====== Records shown

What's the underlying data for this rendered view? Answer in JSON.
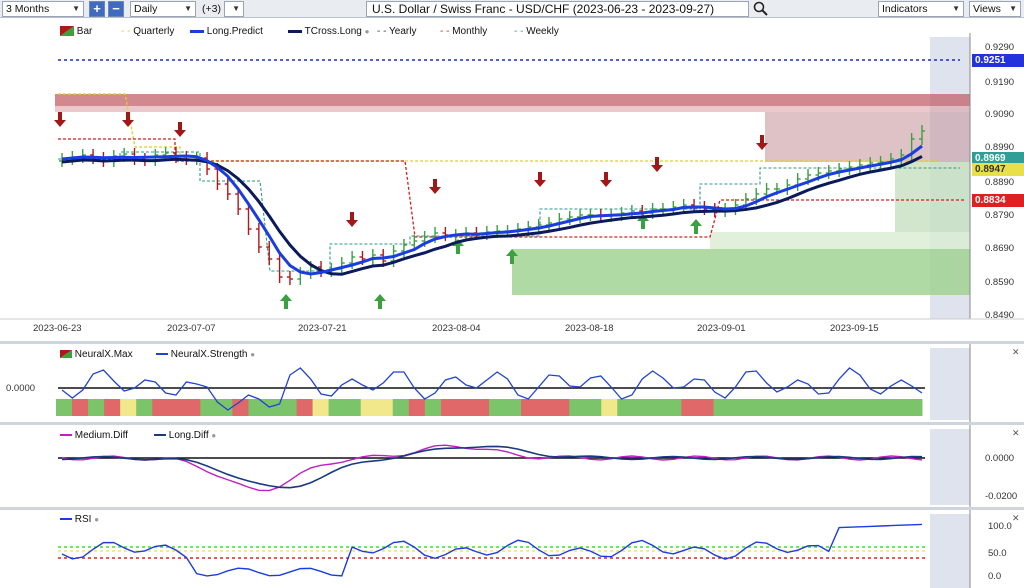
{
  "toolbar": {
    "period": "3 Months",
    "interval": "Daily",
    "plus_count": "(+3)",
    "title": "U.S. Dollar / Swiss Franc - USD/CHF (2023-06-23 - 2023-09-27)",
    "indicators_label": "Indicators",
    "views_label": "Views",
    "zoom_in": "+",
    "zoom_out": "−"
  },
  "main_chart": {
    "legend": [
      "Bar",
      "Quarterly",
      "Long.Predict",
      "TCross.Long",
      "Yearly",
      "Monthly",
      "Weekly"
    ],
    "y_ticks": [
      "0.9290",
      "0.9190",
      "0.9090",
      "0.8990",
      "0.8890",
      "0.8790",
      "0.8690",
      "0.8590",
      "0.8490"
    ],
    "x_ticks": [
      "2023-06-23",
      "2023-07-07",
      "2023-07-21",
      "2023-08-04",
      "2023-08-18",
      "2023-09-01",
      "2023-09-15"
    ],
    "price_tags": [
      {
        "label": "0.9251",
        "color": "#2233dd"
      },
      {
        "label": "0.8969",
        "color": "#2f9e96"
      },
      {
        "label": "0.8947",
        "color": "#e8e04a"
      },
      {
        "label": "0.8834",
        "color": "#e02020"
      }
    ]
  },
  "neural_panel": {
    "legend": [
      "NeuralX.Max",
      "NeuralX.Strength"
    ],
    "y_label": "0.0000"
  },
  "diff_panel": {
    "legend": [
      "Medium.Diff",
      "Long.Diff"
    ],
    "y_ticks": [
      "0.0000",
      "-0.0200"
    ]
  },
  "rsi_panel": {
    "legend": [
      "RSI"
    ],
    "y_ticks": [
      "100.0",
      "50.0",
      "0.0"
    ]
  },
  "colors": {
    "long_predict": "#1a3de0",
    "tcross_long": "#0a1a5a",
    "yearly": "#1a2bd0",
    "monthly": "#d02020",
    "quarterly": "#e0d020",
    "weekly": "#2a9a8a",
    "up_candle": "#3aa040",
    "down_candle": "#b01818"
  },
  "icons": {
    "search": "magnifier-icon",
    "close": "close-icon"
  }
}
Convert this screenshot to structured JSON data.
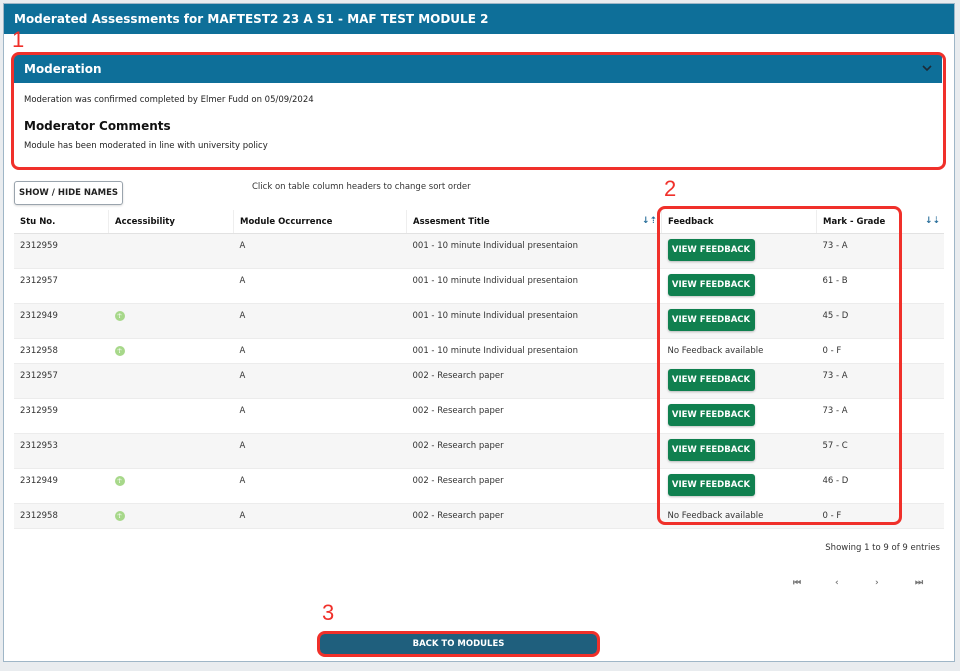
{
  "header": {
    "title": "Moderated Assessments for MAFTEST2 23 A S1 - MAF TEST MODULE 2"
  },
  "annotations": {
    "one": "1",
    "two": "2",
    "three": "3"
  },
  "moderation": {
    "title": "Moderation",
    "confirmation": "Moderation was confirmed completed by Elmer Fudd on 05/09/2024",
    "comments_heading": "Moderator Comments",
    "comments": "Module has been moderated in line with university policy",
    "collapse_icon": "chevron-down-icon"
  },
  "toolbar": {
    "show_hide_label": "SHOW / HIDE NAMES",
    "sort_hint": "Click on table column headers to change sort order"
  },
  "table": {
    "columns": [
      "Stu No.",
      "Accessibility",
      "Module Occurrence",
      "Assesment Title",
      "Feedback",
      "Mark - Grade"
    ],
    "view_feedback_label": "VIEW FEEDBACK",
    "no_feedback_label": "No Feedback available",
    "rows": [
      {
        "stu_no": "2312959",
        "accessibility": false,
        "occurrence": "A",
        "title": "001 - 10 minute Individual presentaion",
        "has_feedback": true,
        "mark": "73 - A"
      },
      {
        "stu_no": "2312957",
        "accessibility": false,
        "occurrence": "A",
        "title": "001 - 10 minute Individual presentaion",
        "has_feedback": true,
        "mark": "61 - B"
      },
      {
        "stu_no": "2312949",
        "accessibility": true,
        "occurrence": "A",
        "title": "001 - 10 minute Individual presentaion",
        "has_feedback": true,
        "mark": "45 - D"
      },
      {
        "stu_no": "2312958",
        "accessibility": true,
        "occurrence": "A",
        "title": "001 - 10 minute Individual presentaion",
        "has_feedback": false,
        "mark": "0 - F"
      },
      {
        "stu_no": "2312957",
        "accessibility": false,
        "occurrence": "A",
        "title": "002 - Research paper",
        "has_feedback": true,
        "mark": "73 - A"
      },
      {
        "stu_no": "2312959",
        "accessibility": false,
        "occurrence": "A",
        "title": "002 - Research paper",
        "has_feedback": true,
        "mark": "73 - A"
      },
      {
        "stu_no": "2312953",
        "accessibility": false,
        "occurrence": "A",
        "title": "002 - Research paper",
        "has_feedback": true,
        "mark": "57 - C"
      },
      {
        "stu_no": "2312949",
        "accessibility": true,
        "occurrence": "A",
        "title": "002 - Research paper",
        "has_feedback": true,
        "mark": "46 - D"
      },
      {
        "stu_no": "2312958",
        "accessibility": true,
        "occurrence": "A",
        "title": "002 - Research paper",
        "has_feedback": false,
        "mark": "0 - F"
      }
    ]
  },
  "pagination": {
    "summary": "Showing 1 to 9 of 9 entries",
    "first": "⏮",
    "prev": "‹",
    "next": "›",
    "last": "⏭"
  },
  "footer": {
    "back_label": "BACK TO MODULES"
  },
  "colors": {
    "header": "#0e6f99",
    "feedback_button": "#10804f",
    "back_button": "#1f5f7d",
    "annotation": "#f0302a",
    "accessibility": "#a7d88a"
  }
}
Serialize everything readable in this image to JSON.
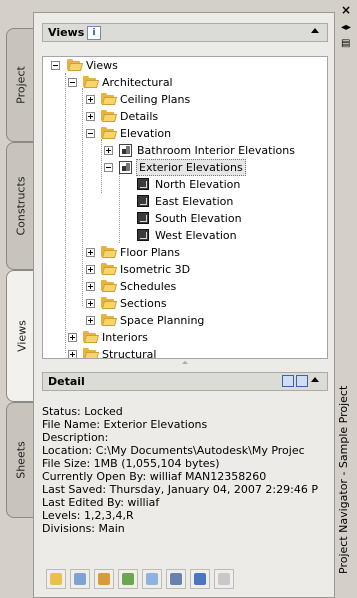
{
  "side_tabs": [
    "Project",
    "Constructs",
    "Views",
    "Sheets"
  ],
  "active_tab": "Views",
  "views_section": {
    "title": "Views",
    "info_icon": "i"
  },
  "tree": {
    "root": "Views",
    "architectural": "Architectural",
    "ceiling_plans": "Ceiling Plans",
    "details": "Details",
    "elevation": "Elevation",
    "bathroom": "Bathroom Interior Elevations",
    "exterior": "Exterior Elevations",
    "north": "North Elevation",
    "east": "East Elevation",
    "south": "South Elevation",
    "west": "West Elevation",
    "floor_plans": "Floor Plans",
    "isometric": "Isometric 3D",
    "schedules": "Schedules",
    "sections": "Sections",
    "space_planning": "Space Planning",
    "interiors": "Interiors",
    "structural": "Structural"
  },
  "detail_section": {
    "title": "Detail",
    "lines": [
      "Status: Locked",
      "File Name: Exterior Elevations",
      "Description:",
      "Location: C:\\My Documents\\Autodesk\\My Projec",
      "File Size: 1MB (1,055,104 bytes)",
      "Currently Open By: williaf MAN12358260",
      "Last Saved: Thursday, January 04, 2007  2:29:46 P",
      "Last Edited By: williaf",
      "Levels: 1,2,3,4,R",
      "Divisions: Main"
    ]
  },
  "toolbar": {
    "buttons": [
      "add-view",
      "add-detail-view",
      "add-section-view",
      "regenerate",
      "properties",
      "close-all",
      "refresh",
      "repath"
    ]
  },
  "palette": {
    "title": "Project Navigator - Sample Project",
    "close_glyph": "×"
  }
}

============

Given exercise ::
Reproduce all of the data exactly, omitting each picture it holds.

The solution ::
What's the underlying data for this rendered view? Answer in JSON.
{
  "toolbar": {
    "period": "3 Months",
    "interval": "Daily",
    "plus_count": "(+3)",
    "title": "U.S. Dollar / Swiss Franc - USD/CHF (2023-06-23 - 2023-09-27)",
    "indicators_label": "Indicators",
    "views_label": "Views",
    "zoom_in": "+",
    "zoom_out": "−"
  },
  "main_chart": {
    "legend": [
      "Bar",
      "Quarterly",
      "Long.Predict",
      "TCross.Long",
      "Yearly",
      "Monthly",
      "Weekly"
    ],
    "y_ticks": [
      "0.9290",
      "0.9190",
      "0.9090",
      "0.8990",
      "0.8890",
      "0.8790",
      "0.8690",
      "0.8590",
      "0.8490"
    ],
    "x_ticks": [
      "2023-06-23",
      "2023-07-07",
      "2023-07-21",
      "2023-08-04",
      "2023-08-18",
      "2023-09-01",
      "2023-09-15"
    ],
    "price_tags": [
      {
        "label": "0.9251",
        "color": "#2233dd"
      },
      {
        "label": "0.8969",
        "color": "#2f9e96"
      },
      {
        "label": "0.8947",
        "color": "#e8e04a"
      },
      {
        "label": "0.8834",
        "color": "#e02020"
      }
    ]
  },
  "neural_panel": {
    "legend": [
      "NeuralX.Max",
      "NeuralX.Strength"
    ],
    "y_label": "0.0000"
  },
  "diff_panel": {
    "legend": [
      "Medium.Diff",
      "Long.Diff"
    ],
    "y_ticks": [
      "0.0000",
      "-0.0200"
    ]
  },
  "rsi_panel": {
    "legend": [
      "RSI"
    ],
    "y_ticks": [
      "100.0",
      "50.0",
      "0.0"
    ]
  },
  "colors": {
    "long_predict": "#1a3de0",
    "tcross_long": "#0a1a5a",
    "yearly": "#1a2bd0",
    "monthly": "#d02020",
    "quarterly": "#e0d020",
    "weekly": "#2a9a8a",
    "up_candle": "#3aa040",
    "down_candle": "#b01818"
  },
  "icons": {
    "search": "magnifier-icon",
    "close": "close-icon"
  }
}
Convert this screenshot to structured JSON data.
{
  "header": {
    "title": "Moderated Assessments for MAFTEST2 23 A S1 - MAF TEST MODULE 2"
  },
  "annotations": {
    "one": "1",
    "two": "2",
    "three": "3"
  },
  "moderation": {
    "title": "Moderation",
    "confirmation": "Moderation was confirmed completed by Elmer Fudd on 05/09/2024",
    "comments_heading": "Moderator Comments",
    "comments": "Module has been moderated in line with university policy",
    "collapse_icon": "chevron-down-icon"
  },
  "toolbar": {
    "show_hide_label": "SHOW / HIDE NAMES",
    "sort_hint": "Click on table column headers to change sort order"
  },
  "table": {
    "columns": [
      "Stu No.",
      "Accessibility",
      "Module Occurrence",
      "Assesment Title",
      "Feedback",
      "Mark - Grade"
    ],
    "view_feedback_label": "VIEW FEEDBACK",
    "no_feedback_label": "No Feedback available",
    "rows": [
      {
        "stu_no": "2312959",
        "accessibility": false,
        "occurrence": "A",
        "title": "001 - 10 minute Individual presentaion",
        "has_feedback": true,
        "mark": "73 - A"
      },
      {
        "stu_no": "2312957",
        "accessibility": false,
        "occurrence": "A",
        "title": "001 - 10 minute Individual presentaion",
        "has_feedback": true,
        "mark": "61 - B"
      },
      {
        "stu_no": "2312949",
        "accessibility": true,
        "occurrence": "A",
        "title": "001 - 10 minute Individual presentaion",
        "has_feedback": true,
        "mark": "45 - D"
      },
      {
        "stu_no": "2312958",
        "accessibility": true,
        "occurrence": "A",
        "title": "001 - 10 minute Individual presentaion",
        "has_feedback": false,
        "mark": "0 - F"
      },
      {
        "stu_no": "2312957",
        "accessibility": false,
        "occurrence": "A",
        "title": "002 - Research paper",
        "has_feedback": true,
        "mark": "73 - A"
      },
      {
        "stu_no": "2312959",
        "accessibility": false,
        "occurrence": "A",
        "title": "002 - Research paper",
        "has_feedback": true,
        "mark": "73 - A"
      },
      {
        "stu_no": "2312953",
        "accessibility": false,
        "occurrence": "A",
        "title": "002 - Research paper",
        "has_feedback": true,
        "mark": "57 - C"
      },
      {
        "stu_no": "2312949",
        "accessibility": true,
        "occurrence": "A",
        "title": "002 - Research paper",
        "has_feedback": true,
        "mark": "46 - D"
      },
      {
        "stu_no": "2312958",
        "accessibility": true,
        "occurrence": "A",
        "title": "002 - Research paper",
        "has_feedback": false,
        "mark": "0 - F"
      }
    ]
  },
  "pagination": {
    "summary": "Showing 1 to 9 of 9 entries",
    "first": "⏮",
    "prev": "‹",
    "next": "›",
    "last": "⏭"
  },
  "footer": {
    "back_label": "BACK TO MODULES"
  },
  "colors": {
    "header": "#0e6f99",
    "feedback_button": "#10804f",
    "back_button": "#1f5f7d",
    "annotation": "#f0302a",
    "accessibility": "#a7d88a"
  }
}
Serialize everything readable in this image to JSON.
{
  "side_tabs": [
    "Project",
    "Constructs",
    "Views",
    "Sheets"
  ],
  "active_tab": "Views",
  "views_section": {
    "title": "Views",
    "info_icon": "i"
  },
  "tree": {
    "root": "Views",
    "architectural": "Architectural",
    "ceiling_plans": "Ceiling Plans",
    "details": "Details",
    "elevation": "Elevation",
    "bathroom": "Bathroom Interior Elevations",
    "exterior": "Exterior Elevations",
    "north": "North Elevation",
    "east": "East Elevation",
    "south": "South Elevation",
    "west": "West Elevation",
    "floor_plans": "Floor Plans",
    "isometric": "Isometric 3D",
    "schedules": "Schedules",
    "sections": "Sections",
    "space_planning": "Space Planning",
    "interiors": "Interiors",
    "structural": "Structural"
  },
  "detail_section": {
    "title": "Detail",
    "lines": [
      "Status: Locked",
      "File Name: Exterior Elevations",
      "Description:",
      "Location: C:\\My Documents\\Autodesk\\My Projec",
      "File Size: 1MB (1,055,104 bytes)",
      "Currently Open By: williaf MAN12358260",
      "Last Saved: Thursday, January 04, 2007  2:29:46 P",
      "Last Edited By: williaf",
      "Levels: 1,2,3,4,R",
      "Divisions: Main"
    ]
  },
  "toolbar": {
    "buttons": [
      "add-view",
      "add-detail-view",
      "add-section-view",
      "regenerate",
      "properties",
      "close-all",
      "refresh",
      "repath"
    ]
  },
  "palette": {
    "title": "Project Navigator - Sample Project",
    "close_glyph": "×"
  }
}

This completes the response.